§ Description of the task: Your task is to count the lines of the entries below that include the word "labels" and to give only the resulting number.

[Records from a collection]
.....
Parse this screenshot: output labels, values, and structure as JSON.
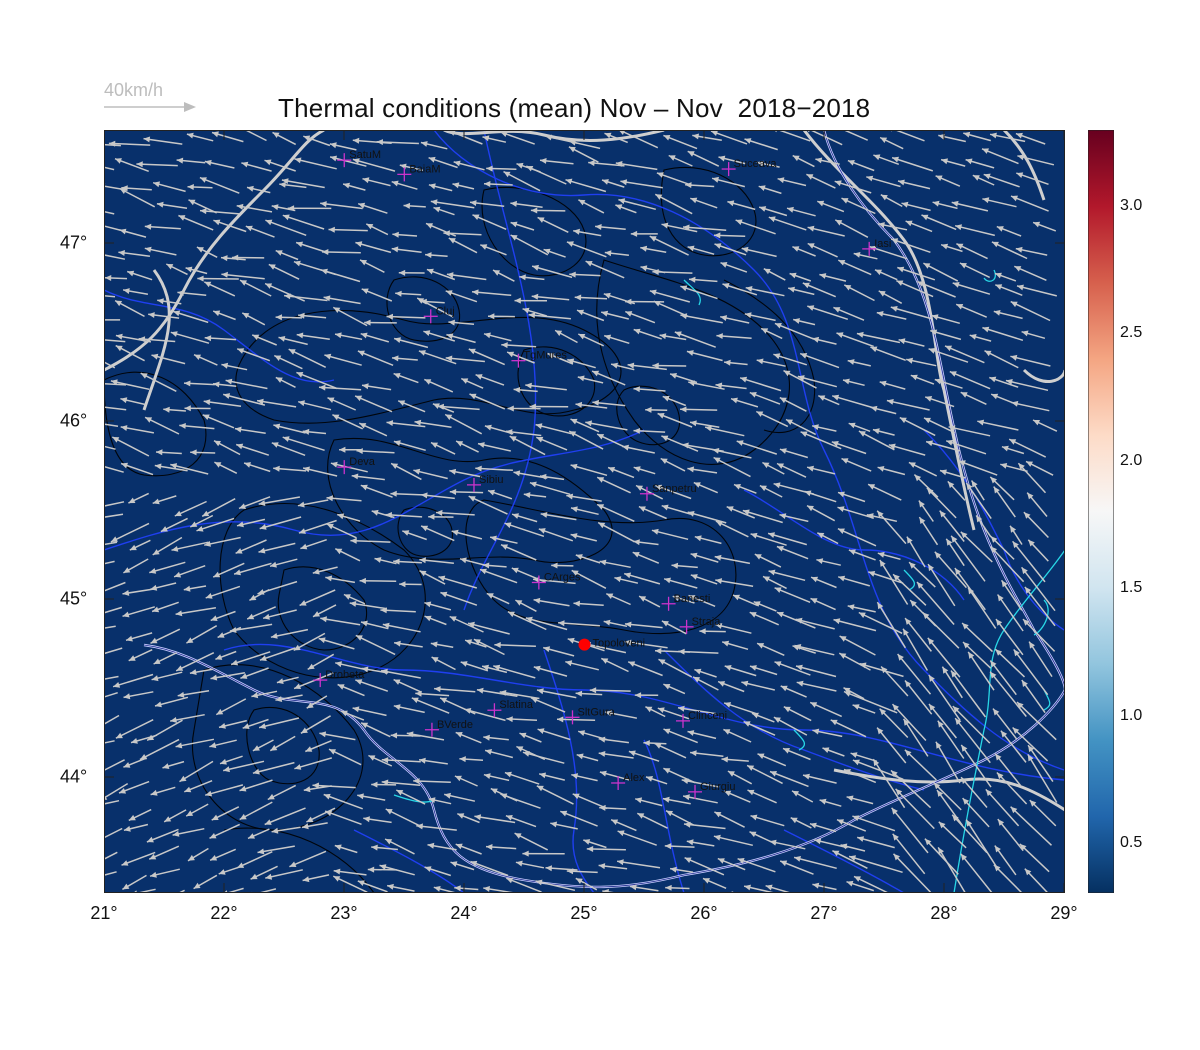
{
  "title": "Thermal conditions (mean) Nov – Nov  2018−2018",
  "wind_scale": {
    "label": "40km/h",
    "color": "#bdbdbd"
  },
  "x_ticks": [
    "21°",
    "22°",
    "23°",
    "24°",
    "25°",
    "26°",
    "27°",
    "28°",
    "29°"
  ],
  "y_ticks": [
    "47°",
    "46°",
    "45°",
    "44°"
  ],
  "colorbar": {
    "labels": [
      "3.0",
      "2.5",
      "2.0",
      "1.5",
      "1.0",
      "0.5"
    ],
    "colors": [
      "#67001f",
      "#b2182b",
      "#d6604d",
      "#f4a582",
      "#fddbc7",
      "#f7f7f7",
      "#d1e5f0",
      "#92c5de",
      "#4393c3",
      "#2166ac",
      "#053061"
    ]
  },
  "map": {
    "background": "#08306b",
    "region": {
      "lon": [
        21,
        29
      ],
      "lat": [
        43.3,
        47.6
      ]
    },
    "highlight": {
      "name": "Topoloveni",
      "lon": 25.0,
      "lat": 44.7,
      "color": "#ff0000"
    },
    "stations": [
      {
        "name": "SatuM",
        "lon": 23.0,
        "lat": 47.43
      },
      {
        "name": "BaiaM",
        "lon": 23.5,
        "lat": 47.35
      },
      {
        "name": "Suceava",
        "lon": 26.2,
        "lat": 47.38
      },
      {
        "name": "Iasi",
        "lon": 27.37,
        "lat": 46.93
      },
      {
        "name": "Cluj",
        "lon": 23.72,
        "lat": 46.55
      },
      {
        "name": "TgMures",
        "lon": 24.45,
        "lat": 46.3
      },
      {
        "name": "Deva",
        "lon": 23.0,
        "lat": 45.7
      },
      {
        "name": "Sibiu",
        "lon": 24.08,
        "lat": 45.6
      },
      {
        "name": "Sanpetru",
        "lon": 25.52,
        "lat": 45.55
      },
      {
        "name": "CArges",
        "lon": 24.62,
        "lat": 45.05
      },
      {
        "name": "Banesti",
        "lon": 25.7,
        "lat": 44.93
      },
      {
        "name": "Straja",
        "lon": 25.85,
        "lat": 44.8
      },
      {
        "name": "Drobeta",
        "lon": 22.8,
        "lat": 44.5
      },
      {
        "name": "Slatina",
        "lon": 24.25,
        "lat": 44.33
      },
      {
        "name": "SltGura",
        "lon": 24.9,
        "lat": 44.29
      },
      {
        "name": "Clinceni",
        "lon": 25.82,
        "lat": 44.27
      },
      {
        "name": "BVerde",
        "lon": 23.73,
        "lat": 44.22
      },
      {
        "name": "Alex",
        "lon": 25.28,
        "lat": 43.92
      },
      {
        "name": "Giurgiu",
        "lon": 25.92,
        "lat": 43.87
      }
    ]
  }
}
.....
§ Answer below: 2